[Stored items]
• • •
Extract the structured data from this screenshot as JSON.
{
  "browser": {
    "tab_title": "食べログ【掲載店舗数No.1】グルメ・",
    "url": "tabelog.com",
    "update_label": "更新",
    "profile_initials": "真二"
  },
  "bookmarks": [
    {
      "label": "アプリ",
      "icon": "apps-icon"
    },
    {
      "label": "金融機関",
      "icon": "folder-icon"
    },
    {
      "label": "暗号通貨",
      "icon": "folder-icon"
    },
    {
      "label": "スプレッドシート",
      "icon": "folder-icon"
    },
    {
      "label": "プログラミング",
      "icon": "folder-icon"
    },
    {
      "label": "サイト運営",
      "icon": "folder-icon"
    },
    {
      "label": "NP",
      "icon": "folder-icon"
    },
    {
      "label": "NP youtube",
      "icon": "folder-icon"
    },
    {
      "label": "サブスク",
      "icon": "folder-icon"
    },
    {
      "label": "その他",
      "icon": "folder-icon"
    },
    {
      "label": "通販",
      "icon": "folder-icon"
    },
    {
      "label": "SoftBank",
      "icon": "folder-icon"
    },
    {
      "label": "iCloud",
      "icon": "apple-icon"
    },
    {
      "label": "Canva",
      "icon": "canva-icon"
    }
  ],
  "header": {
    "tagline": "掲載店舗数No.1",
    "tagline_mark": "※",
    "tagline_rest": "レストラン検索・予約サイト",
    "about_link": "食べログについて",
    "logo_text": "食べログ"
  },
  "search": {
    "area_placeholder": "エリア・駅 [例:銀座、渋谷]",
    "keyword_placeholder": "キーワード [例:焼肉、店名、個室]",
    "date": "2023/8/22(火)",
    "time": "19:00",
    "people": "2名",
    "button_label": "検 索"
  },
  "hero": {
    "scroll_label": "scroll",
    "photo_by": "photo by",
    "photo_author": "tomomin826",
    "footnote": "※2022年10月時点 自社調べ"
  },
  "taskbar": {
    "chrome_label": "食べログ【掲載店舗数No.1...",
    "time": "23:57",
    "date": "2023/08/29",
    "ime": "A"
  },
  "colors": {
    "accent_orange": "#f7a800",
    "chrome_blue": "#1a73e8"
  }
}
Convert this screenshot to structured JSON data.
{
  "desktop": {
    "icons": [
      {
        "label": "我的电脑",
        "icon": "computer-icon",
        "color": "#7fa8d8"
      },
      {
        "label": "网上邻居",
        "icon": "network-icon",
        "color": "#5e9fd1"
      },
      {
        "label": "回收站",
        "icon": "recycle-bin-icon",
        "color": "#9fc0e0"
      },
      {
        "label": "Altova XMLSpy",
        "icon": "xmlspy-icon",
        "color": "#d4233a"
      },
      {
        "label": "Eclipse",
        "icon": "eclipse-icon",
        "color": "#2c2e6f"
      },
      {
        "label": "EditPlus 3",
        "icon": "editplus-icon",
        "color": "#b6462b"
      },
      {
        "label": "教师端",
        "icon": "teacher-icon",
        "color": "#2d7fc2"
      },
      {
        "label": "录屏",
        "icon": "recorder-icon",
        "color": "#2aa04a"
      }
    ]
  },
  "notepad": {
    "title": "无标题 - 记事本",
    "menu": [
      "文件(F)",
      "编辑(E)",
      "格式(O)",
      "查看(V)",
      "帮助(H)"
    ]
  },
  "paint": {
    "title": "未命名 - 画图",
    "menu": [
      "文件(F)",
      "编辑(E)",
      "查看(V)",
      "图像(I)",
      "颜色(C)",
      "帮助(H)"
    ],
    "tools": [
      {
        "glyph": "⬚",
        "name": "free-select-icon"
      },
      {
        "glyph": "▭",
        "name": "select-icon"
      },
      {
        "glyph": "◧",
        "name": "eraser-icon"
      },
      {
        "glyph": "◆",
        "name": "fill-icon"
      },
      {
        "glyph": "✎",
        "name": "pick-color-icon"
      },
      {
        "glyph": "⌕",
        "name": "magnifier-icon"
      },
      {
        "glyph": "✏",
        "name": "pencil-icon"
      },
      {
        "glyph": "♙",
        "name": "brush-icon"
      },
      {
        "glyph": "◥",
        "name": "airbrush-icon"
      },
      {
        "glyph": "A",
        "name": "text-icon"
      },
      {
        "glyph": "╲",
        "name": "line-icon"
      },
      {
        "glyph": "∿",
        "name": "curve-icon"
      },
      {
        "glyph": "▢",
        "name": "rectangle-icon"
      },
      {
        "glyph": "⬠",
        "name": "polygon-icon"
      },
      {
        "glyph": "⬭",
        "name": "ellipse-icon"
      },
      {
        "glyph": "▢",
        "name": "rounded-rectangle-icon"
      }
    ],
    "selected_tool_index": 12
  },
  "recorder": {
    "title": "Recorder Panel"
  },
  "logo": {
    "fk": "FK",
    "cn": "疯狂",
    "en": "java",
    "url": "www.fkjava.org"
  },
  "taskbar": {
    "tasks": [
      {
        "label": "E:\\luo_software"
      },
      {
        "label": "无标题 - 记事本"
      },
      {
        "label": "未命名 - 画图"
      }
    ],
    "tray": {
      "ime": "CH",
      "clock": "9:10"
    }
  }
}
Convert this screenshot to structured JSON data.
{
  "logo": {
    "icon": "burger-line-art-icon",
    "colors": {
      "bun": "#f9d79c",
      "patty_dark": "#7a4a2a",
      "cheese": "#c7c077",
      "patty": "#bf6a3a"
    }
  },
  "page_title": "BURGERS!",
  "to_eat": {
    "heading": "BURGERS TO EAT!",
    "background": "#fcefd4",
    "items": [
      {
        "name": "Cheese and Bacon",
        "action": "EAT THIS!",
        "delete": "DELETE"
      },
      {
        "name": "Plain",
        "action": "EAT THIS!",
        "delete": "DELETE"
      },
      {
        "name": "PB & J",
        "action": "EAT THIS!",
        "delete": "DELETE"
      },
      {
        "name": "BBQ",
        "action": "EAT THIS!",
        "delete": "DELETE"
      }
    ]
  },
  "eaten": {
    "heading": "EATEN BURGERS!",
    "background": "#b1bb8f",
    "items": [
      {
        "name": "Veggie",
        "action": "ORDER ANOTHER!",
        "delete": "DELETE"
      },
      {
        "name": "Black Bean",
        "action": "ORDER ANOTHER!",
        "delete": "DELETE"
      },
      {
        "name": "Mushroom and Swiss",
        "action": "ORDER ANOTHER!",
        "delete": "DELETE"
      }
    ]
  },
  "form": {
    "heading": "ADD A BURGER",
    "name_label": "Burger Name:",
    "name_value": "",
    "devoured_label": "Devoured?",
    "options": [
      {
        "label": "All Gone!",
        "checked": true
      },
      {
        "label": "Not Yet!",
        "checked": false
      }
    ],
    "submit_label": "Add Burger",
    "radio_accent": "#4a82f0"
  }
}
• • •
> TASK REQUIREMENTS
Copy out the whole listing exactly.

> WRITTEN SOLUTION
Extract the structured data from this screenshot as JSON.
{
  "browser": {
    "tab_title": "食べログ【掲載店舗数No.1】グルメ・",
    "url": "tabelog.com",
    "update_label": "更新",
    "profile_initials": "真二"
  },
  "bookmarks": [
    {
      "label": "アプリ",
      "icon": "apps-icon"
    },
    {
      "label": "金融機関",
      "icon": "folder-icon"
    },
    {
      "label": "暗号通貨",
      "icon": "folder-icon"
    },
    {
      "label": "スプレッドシート",
      "icon": "folder-icon"
    },
    {
      "label": "プログラミング",
      "icon": "folder-icon"
    },
    {
      "label": "サイト運営",
      "icon": "folder-icon"
    },
    {
      "label": "NP",
      "icon": "folder-icon"
    },
    {
      "label": "NP youtube",
      "icon": "folder-icon"
    },
    {
      "label": "サブスク",
      "icon": "folder-icon"
    },
    {
      "label": "その他",
      "icon": "folder-icon"
    },
    {
      "label": "通販",
      "icon": "folder-icon"
    },
    {
      "label": "SoftBank",
      "icon": "folder-icon"
    },
    {
      "label": "iCloud",
      "icon": "apple-icon"
    },
    {
      "label": "Canva",
      "icon": "canva-icon"
    }
  ],
  "header": {
    "tagline": "掲載店舗数No.1",
    "tagline_mark": "※",
    "tagline_rest": "レストラン検索・予約サイト",
    "about_link": "食べログについて",
    "logo_text": "食べログ"
  },
  "search": {
    "area_placeholder": "エリア・駅 [例:銀座、渋谷]",
    "keyword_placeholder": "キーワード [例:焼肉、店名、個室]",
    "date": "2023/8/22(火)",
    "time": "19:00",
    "people": "2名",
    "button_label": "検 索"
  },
  "hero": {
    "scroll_label": "scroll",
    "photo_by": "photo by",
    "photo_author": "tomomin826",
    "footnote": "※2022年10月時点 自社調べ"
  },
  "taskbar": {
    "chrome_label": "食べログ【掲載店舗数No.1...",
    "time": "23:57",
    "date": "2023/08/29",
    "ime": "A"
  },
  "colors": {
    "accent_orange": "#f7a800",
    "chrome_blue": "#1a73e8"
  }
}
Convert this screenshot to structured JSON data.
{
  "desktop": {
    "icons": [
      {
        "label": "我的电脑",
        "icon": "computer-icon",
        "color": "#7fa8d8"
      },
      {
        "label": "网上邻居",
        "icon": "network-icon",
        "color": "#5e9fd1"
      },
      {
        "label": "回收站",
        "icon": "recycle-bin-icon",
        "color": "#9fc0e0"
      },
      {
        "label": "Altova XMLSpy",
        "icon": "xmlspy-icon",
        "color": "#d4233a"
      },
      {
        "label": "Eclipse",
        "icon": "eclipse-icon",
        "color": "#2c2e6f"
      },
      {
        "label": "EditPlus 3",
        "icon": "editplus-icon",
        "color": "#b6462b"
      },
      {
        "label": "教师端",
        "icon": "teacher-icon",
        "color": "#2d7fc2"
      },
      {
        "label": "录屏",
        "icon": "recorder-icon",
        "color": "#2aa04a"
      }
    ]
  },
  "notepad": {
    "title": "无标题 - 记事本",
    "menu": [
      "文件(F)",
      "编辑(E)",
      "格式(O)",
      "查看(V)",
      "帮助(H)"
    ]
  },
  "paint": {
    "title": "未命名 - 画图",
    "menu": [
      "文件(F)",
      "编辑(E)",
      "查看(V)",
      "图像(I)",
      "颜色(C)",
      "帮助(H)"
    ],
    "tools": [
      {
        "glyph": "⬚",
        "name": "free-select-icon"
      },
      {
        "glyph": "▭",
        "name": "select-icon"
      },
      {
        "glyph": "◧",
        "name": "eraser-icon"
      },
      {
        "glyph": "◆",
        "name": "fill-icon"
      },
      {
        "glyph": "✎",
        "name": "pick-color-icon"
      },
      {
        "glyph": "⌕",
        "name": "magnifier-icon"
      },
      {
        "glyph": "✏",
        "name": "pencil-icon"
      },
      {
        "glyph": "♙",
        "name": "brush-icon"
      },
      {
        "glyph": "◥",
        "name": "airbrush-icon"
      },
      {
        "glyph": "A",
        "name": "text-icon"
      },
      {
        "glyph": "╲",
        "name": "line-icon"
      },
      {
        "glyph": "∿",
        "name": "curve-icon"
      },
      {
        "glyph": "▢",
        "name": "rectangle-icon"
      },
      {
        "glyph": "⬠",
        "name": "polygon-icon"
      },
      {
        "glyph": "⬭",
        "name": "ellipse-icon"
      },
      {
        "glyph": "▢",
        "name": "rounded-rectangle-icon"
      }
    ],
    "selected_tool_index": 12
  },
  "recorder": {
    "title": "Recorder Panel"
  },
  "logo": {
    "fk": "FK",
    "cn": "疯狂",
    "en": "java",
    "url": "www.fkjava.org"
  },
  "taskbar": {
    "tasks": [
      {
        "label": "E:\\luo_software"
      },
      {
        "label": "无标题 - 记事本"
      },
      {
        "label": "未命名 - 画图"
      }
    ],
    "tray": {
      "ime": "CH",
      "clock": "9:10"
    }
  }
}
Convert this screenshot to structured JSON data.
{
  "logo": {
    "icon": "burger-line-art-icon",
    "colors": {
      "bun": "#f9d79c",
      "patty_dark": "#7a4a2a",
      "cheese": "#c7c077",
      "patty": "#bf6a3a"
    }
  },
  "page_title": "BURGERS!",
  "to_eat": {
    "heading": "BURGERS TO EAT!",
    "background": "#fcefd4",
    "items": [
      {
        "name": "Cheese and Bacon",
        "action": "EAT THIS!",
        "delete": "DELETE"
      },
      {
        "name": "Plain",
        "action": "EAT THIS!",
        "delete": "DELETE"
      },
      {
        "name": "PB & J",
        "action": "EAT THIS!",
        "delete": "DELETE"
      },
      {
        "name": "BBQ",
        "action": "EAT THIS!",
        "delete": "DELETE"
      }
    ]
  },
  "eaten": {
    "heading": "EATEN BURGERS!",
    "background": "#b1bb8f",
    "items": [
      {
        "name": "Veggie",
        "action": "ORDER ANOTHER!",
        "delete": "DELETE"
      },
      {
        "name": "Black Bean",
        "action": "ORDER ANOTHER!",
        "delete": "DELETE"
      },
      {
        "name": "Mushroom and Swiss",
        "action": "ORDER ANOTHER!",
        "delete": "DELETE"
      }
    ]
  },
  "form": {
    "heading": "ADD A BURGER",
    "name_label": "Burger Name:",
    "name_value": "",
    "devoured_label": "Devoured?",
    "options": [
      {
        "label": "All Gone!",
        "checked": true
      },
      {
        "label": "Not Yet!",
        "checked": false
      }
    ],
    "submit_label": "Add Burger",
    "radio_accent": "#4a82f0"
  }
}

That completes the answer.